**Job**
Reproduce each line from the records that holds "this".

**Records for the exercise**
○ ○ ○

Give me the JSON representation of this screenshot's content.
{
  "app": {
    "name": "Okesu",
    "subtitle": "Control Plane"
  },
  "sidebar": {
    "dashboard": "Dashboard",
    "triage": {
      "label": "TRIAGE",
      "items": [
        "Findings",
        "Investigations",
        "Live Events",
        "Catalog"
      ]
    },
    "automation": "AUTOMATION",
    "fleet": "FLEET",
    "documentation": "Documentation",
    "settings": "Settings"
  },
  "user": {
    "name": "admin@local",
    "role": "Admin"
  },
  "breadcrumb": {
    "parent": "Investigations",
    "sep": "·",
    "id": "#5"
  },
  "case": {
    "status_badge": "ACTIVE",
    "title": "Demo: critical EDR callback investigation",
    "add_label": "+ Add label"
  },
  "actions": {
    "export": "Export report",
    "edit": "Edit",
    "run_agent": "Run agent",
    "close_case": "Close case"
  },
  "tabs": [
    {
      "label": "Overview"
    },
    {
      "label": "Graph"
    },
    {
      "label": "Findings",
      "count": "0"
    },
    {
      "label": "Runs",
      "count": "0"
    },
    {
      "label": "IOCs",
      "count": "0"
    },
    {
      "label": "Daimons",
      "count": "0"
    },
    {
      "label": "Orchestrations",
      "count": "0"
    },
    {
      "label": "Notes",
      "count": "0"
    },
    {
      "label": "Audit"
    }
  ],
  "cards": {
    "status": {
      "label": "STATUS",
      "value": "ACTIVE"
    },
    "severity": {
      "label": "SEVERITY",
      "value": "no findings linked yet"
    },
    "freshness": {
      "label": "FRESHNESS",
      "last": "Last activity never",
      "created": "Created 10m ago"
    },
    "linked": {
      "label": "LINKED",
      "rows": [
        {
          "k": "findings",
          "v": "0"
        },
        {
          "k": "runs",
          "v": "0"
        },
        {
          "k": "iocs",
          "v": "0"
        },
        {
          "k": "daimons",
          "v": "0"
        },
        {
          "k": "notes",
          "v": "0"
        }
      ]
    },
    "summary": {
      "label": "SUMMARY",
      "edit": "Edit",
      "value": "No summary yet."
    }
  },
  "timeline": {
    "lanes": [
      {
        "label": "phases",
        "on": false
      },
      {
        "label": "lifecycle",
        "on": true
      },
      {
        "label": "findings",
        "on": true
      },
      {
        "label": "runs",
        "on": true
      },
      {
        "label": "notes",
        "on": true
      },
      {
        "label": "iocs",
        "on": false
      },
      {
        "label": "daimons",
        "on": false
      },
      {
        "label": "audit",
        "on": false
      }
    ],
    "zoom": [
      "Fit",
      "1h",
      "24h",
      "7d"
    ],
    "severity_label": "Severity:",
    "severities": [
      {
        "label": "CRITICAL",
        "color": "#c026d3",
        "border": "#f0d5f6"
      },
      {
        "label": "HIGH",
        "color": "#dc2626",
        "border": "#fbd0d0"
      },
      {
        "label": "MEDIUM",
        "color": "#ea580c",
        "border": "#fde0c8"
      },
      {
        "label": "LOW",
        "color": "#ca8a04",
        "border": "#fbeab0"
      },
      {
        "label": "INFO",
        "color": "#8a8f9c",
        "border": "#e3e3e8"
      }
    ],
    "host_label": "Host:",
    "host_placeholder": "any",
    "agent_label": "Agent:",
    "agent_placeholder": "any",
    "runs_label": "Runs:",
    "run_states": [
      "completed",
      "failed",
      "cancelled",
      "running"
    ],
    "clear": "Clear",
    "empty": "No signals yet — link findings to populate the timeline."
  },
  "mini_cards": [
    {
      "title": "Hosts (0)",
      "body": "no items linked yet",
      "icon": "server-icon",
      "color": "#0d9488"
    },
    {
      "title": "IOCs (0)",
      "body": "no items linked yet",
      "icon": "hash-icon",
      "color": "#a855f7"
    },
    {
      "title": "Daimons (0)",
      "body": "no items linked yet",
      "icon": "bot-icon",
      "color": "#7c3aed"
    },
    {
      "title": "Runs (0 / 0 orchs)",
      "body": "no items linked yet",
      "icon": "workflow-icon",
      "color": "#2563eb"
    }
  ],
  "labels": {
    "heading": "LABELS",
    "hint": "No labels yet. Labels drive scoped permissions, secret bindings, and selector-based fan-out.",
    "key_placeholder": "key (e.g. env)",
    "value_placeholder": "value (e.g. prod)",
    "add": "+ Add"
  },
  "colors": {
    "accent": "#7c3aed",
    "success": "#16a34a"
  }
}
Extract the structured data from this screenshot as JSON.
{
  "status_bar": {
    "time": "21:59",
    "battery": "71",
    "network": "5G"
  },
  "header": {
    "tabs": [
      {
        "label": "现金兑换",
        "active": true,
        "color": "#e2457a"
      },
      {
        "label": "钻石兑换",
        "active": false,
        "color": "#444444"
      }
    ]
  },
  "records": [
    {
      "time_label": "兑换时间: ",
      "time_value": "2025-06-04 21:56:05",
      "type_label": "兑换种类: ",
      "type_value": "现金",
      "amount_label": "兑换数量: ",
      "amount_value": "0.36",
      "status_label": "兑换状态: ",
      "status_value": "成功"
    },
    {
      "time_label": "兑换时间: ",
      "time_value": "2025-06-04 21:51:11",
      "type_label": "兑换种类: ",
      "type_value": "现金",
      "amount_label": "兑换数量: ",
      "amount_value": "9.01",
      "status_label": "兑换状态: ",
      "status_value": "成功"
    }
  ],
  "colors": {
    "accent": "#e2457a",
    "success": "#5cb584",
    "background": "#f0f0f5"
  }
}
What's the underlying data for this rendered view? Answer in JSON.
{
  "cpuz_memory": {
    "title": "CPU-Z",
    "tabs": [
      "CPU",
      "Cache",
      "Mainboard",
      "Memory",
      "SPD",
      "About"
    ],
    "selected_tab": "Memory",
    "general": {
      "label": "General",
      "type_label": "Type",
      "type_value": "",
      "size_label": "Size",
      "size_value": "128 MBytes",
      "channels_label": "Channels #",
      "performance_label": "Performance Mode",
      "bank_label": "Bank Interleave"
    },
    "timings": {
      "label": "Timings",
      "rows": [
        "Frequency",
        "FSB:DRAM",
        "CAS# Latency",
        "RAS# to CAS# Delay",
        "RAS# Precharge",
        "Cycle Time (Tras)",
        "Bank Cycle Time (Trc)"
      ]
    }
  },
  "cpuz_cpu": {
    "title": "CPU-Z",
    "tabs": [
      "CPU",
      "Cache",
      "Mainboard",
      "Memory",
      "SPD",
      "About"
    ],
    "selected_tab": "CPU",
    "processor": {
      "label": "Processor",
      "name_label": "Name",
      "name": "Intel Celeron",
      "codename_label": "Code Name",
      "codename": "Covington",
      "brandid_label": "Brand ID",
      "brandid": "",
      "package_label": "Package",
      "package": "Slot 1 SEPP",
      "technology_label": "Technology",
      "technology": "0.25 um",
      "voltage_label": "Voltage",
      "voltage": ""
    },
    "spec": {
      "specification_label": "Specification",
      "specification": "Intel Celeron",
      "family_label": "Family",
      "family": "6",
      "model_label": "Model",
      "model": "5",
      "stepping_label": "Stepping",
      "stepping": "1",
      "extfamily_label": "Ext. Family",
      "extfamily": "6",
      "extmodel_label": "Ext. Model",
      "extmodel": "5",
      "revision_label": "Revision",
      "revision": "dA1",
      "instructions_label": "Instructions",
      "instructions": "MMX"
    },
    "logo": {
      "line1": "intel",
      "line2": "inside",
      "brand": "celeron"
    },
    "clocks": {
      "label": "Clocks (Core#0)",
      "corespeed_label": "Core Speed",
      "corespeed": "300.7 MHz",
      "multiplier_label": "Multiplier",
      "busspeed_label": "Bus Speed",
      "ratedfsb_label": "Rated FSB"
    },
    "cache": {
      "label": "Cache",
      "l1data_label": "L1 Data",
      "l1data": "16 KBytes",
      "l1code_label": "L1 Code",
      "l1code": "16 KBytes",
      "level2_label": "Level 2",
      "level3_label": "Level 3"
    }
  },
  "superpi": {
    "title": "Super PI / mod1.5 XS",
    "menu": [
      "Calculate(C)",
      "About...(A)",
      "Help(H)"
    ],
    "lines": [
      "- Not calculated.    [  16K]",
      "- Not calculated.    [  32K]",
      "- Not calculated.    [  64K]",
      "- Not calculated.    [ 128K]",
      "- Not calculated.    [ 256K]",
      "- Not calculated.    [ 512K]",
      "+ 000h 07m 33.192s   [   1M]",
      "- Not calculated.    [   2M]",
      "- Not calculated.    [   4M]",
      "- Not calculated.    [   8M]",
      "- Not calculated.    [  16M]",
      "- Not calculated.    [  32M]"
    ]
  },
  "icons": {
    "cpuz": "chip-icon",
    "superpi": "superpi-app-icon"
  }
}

○ ○ ○

**Right answer**
Give me the JSON representation of this screenshot's content.
Extract the structured data from this screenshot as JSON.
What's the underlying data for this rendered view? Answer in JSON.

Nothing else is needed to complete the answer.